▶ Request: Look at each line of the records and count those with "cada" in them. Please answer with the count alone.
★ ★ ★ ★
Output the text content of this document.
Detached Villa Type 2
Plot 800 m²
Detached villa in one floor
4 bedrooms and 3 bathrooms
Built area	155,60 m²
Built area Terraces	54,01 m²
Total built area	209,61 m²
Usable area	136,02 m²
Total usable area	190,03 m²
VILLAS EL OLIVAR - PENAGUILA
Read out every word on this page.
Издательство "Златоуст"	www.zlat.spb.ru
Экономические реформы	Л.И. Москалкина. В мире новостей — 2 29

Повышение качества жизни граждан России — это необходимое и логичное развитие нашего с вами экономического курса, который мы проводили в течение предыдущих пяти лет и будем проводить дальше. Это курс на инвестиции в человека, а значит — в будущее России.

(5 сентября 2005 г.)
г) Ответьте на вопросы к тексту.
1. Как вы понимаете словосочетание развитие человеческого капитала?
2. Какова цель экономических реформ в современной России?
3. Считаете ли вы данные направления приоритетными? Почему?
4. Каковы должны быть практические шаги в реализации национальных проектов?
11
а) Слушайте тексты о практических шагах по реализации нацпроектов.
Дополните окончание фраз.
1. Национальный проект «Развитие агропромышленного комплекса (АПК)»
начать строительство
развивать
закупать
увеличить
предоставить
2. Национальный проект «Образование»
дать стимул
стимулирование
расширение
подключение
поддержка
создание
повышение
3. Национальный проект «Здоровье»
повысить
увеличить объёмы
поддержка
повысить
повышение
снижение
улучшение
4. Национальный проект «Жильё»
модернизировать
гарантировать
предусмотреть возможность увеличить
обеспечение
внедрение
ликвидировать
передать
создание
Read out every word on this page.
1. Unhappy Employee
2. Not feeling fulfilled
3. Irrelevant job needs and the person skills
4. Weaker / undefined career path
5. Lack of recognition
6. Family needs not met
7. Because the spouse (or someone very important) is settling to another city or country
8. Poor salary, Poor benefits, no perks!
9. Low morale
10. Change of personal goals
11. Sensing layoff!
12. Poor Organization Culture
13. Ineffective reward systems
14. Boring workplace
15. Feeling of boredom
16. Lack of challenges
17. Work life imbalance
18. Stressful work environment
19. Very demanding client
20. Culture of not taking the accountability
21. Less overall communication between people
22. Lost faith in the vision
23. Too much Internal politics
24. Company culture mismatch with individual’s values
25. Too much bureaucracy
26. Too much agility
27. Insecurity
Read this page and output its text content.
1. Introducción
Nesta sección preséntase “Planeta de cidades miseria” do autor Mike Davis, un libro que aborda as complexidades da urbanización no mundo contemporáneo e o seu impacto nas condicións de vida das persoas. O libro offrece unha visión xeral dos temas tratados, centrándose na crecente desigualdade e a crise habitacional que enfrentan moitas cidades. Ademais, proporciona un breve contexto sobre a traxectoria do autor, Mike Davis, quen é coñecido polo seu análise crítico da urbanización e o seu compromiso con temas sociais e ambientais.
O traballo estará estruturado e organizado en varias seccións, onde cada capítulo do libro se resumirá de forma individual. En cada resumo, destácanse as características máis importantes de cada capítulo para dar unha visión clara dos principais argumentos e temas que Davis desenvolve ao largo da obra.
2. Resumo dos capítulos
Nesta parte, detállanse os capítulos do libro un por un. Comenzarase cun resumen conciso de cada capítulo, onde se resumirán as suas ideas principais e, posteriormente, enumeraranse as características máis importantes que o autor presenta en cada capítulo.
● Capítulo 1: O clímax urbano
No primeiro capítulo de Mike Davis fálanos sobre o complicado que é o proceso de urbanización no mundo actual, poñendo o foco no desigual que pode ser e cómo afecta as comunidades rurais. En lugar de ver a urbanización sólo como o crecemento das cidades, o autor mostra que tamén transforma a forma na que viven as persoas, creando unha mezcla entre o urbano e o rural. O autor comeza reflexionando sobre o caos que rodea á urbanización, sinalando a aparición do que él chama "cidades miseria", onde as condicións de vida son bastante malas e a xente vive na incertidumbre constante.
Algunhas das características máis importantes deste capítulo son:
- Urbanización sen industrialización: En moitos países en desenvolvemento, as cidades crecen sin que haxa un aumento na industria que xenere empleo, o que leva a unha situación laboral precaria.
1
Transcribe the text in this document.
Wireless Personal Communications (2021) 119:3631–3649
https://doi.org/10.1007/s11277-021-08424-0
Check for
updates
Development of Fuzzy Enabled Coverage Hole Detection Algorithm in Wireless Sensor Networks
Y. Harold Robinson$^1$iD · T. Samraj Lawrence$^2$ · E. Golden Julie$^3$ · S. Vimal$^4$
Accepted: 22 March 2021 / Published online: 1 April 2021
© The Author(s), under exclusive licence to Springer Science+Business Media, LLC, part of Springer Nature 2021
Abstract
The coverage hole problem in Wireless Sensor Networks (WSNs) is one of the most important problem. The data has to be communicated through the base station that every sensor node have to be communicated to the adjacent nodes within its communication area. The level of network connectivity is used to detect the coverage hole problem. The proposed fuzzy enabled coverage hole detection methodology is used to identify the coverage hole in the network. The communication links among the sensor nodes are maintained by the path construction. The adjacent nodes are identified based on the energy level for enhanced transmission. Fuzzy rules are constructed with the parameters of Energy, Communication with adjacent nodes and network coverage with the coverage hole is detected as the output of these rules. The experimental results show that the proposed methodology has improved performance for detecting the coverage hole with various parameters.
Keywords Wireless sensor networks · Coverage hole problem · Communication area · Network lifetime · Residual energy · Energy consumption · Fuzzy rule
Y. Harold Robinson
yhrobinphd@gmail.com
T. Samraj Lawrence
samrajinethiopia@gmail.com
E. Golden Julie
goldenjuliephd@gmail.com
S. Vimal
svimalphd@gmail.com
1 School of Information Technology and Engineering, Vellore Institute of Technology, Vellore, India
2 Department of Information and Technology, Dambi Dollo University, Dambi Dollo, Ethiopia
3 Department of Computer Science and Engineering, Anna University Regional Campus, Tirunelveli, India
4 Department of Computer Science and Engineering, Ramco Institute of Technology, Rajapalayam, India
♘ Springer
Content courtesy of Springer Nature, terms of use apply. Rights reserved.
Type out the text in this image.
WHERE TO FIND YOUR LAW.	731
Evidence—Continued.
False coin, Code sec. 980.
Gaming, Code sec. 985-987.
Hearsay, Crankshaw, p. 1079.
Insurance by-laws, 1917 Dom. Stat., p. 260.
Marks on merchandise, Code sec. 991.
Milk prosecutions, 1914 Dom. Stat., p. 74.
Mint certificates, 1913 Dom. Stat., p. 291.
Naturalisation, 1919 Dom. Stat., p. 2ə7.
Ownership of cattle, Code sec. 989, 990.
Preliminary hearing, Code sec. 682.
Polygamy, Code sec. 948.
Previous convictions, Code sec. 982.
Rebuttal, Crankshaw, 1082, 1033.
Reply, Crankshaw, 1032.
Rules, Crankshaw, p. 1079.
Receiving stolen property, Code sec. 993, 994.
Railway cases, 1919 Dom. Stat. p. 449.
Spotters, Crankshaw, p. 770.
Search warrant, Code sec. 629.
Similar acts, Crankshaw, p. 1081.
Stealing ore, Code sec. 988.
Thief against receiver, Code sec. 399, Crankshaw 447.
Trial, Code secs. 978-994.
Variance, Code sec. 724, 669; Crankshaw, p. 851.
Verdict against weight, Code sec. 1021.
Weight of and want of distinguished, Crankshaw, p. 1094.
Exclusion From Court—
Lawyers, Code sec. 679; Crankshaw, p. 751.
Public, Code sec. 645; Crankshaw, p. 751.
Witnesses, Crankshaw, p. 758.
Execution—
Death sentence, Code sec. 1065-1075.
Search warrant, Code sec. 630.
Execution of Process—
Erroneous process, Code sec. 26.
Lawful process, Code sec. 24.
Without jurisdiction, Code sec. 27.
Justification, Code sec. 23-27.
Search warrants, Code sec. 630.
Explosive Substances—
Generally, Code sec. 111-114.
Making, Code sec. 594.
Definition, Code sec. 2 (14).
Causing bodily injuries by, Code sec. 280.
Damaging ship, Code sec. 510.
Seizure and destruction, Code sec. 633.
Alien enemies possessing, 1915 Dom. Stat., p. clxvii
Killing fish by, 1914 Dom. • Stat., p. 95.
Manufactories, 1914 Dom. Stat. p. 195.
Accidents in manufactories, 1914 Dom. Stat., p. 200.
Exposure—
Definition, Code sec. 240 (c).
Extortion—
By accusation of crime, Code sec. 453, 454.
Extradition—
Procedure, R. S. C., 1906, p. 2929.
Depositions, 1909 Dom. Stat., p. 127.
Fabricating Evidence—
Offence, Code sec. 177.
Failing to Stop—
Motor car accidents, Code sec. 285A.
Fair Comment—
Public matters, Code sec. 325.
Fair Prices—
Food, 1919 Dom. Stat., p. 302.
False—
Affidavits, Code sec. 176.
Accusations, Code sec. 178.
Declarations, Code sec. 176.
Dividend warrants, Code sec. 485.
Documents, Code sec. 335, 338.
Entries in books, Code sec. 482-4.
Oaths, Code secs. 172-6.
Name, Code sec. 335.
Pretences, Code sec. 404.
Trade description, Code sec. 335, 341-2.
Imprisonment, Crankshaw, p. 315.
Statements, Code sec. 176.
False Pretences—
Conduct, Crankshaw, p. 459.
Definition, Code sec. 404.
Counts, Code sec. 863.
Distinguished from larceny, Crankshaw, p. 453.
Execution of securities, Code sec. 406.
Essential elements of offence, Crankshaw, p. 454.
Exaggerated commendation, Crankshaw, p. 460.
★ ★ ★ ★
▶ Reply to the task: 2